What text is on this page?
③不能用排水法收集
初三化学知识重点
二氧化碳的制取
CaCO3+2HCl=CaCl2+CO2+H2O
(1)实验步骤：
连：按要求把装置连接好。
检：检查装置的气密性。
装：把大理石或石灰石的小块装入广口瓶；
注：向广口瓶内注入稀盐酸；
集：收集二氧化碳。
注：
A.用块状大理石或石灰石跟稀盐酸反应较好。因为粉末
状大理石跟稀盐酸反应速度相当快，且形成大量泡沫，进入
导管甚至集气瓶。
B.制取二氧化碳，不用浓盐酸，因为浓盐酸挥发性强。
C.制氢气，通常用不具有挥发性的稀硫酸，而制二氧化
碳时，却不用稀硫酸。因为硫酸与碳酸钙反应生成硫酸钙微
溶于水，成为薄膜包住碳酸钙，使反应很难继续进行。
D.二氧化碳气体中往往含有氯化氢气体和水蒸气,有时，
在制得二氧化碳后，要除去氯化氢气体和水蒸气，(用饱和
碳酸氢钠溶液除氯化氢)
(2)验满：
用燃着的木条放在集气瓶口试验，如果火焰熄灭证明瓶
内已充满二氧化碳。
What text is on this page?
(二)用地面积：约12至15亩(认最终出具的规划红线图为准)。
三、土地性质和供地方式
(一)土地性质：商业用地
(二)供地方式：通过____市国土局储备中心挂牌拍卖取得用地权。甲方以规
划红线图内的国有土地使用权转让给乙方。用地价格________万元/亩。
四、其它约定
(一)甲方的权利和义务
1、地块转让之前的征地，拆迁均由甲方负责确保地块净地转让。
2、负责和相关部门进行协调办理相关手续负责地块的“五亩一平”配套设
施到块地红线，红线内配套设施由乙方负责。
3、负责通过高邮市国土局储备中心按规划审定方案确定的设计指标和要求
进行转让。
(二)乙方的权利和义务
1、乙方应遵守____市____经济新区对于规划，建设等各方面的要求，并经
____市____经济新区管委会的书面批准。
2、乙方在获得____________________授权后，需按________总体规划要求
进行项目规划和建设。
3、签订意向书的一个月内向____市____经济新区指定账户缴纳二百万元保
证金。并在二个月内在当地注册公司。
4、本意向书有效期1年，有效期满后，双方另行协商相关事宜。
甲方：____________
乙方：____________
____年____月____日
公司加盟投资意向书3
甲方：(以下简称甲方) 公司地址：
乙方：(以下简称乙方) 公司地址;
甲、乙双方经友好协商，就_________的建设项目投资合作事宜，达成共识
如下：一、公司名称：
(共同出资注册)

▸ The request
Retype the records that precede this task, keeping them exactly the same.

▸ Answer for this exercise
What text is on this page?
③不能用排水法收集
初三化学知识重点
二氧化碳的制取
CaCO3+2HCl=CaCl2+CO2+H2O
(1)实验步骤：
连：按要求把装置连接好。
检：检查装置的气密性。
装：把大理石或石灰石的小块装入广口瓶；
注：向广口瓶内注入稀盐酸；
集：收集二氧化碳。
注：
A.用块状大理石或石灰石跟稀盐酸反应较好。因为粉末
状大理石跟稀盐酸反应速度相当快，且形成大量泡沫，进入
导管甚至集气瓶。
B.制取二氧化碳，不用浓盐酸，因为浓盐酸挥发性强。
C.制氢气，通常用不具有挥发性的稀硫酸，而制二氧化
碳时，却不用稀硫酸。因为硫酸与碳酸钙反应生成硫酸钙微
溶于水，成为薄膜包住碳酸钙，使反应很难继续进行。
D.二氧化碳气体中往往含有氯化氢气体和水蒸气,有时，
在制得二氧化碳后，要除去氯化氢气体和水蒸气，(用饱和
碳酸氢钠溶液除氯化氢)
(2)验满：
用燃着的木条放在集气瓶口试验，如果火焰熄灭证明瓶
内已充满二氧化碳。
What text is on this page?
(二)用地面积：约12至15亩(认最终出具的规划红线图为准)。
三、土地性质和供地方式
(一)土地性质：商业用地
(二)供地方式：通过____市国土局储备中心挂牌拍卖取得用地权。甲方以规
划红线图内的国有土地使用权转让给乙方。用地价格________万元/亩。
四、其它约定
(一)甲方的权利和义务
1、地块转让之前的征地，拆迁均由甲方负责确保地块净地转让。
2、负责和相关部门进行协调办理相关手续负责地块的“五亩一平”配套设
施到块地红线，红线内配套设施由乙方负责。
3、负责通过高邮市国土局储备中心按规划审定方案确定的设计指标和要求
进行转让。
(二)乙方的权利和义务
1、乙方应遵守____市____经济新区对于规划，建设等各方面的要求，并经
____市____经济新区管委会的书面批准。
2、乙方在获得____________________授权后，需按________总体规划要求
进行项目规划和建设。
3、签订意向书的一个月内向____市____经济新区指定账户缴纳二百万元保
证金。并在二个月内在当地注册公司。
4、本意向书有效期1年，有效期满后，双方另行协商相关事宜。
甲方：____________
乙方：____________
____年____月____日
公司加盟投资意向书3
甲方：(以下简称甲方) 公司地址：
乙方：(以下简称乙方) 公司地址;
甲、乙双方经友好协商，就_________的建设项目投资合作事宜，达成共识
如下：一、公司名称：
(共同出资注册)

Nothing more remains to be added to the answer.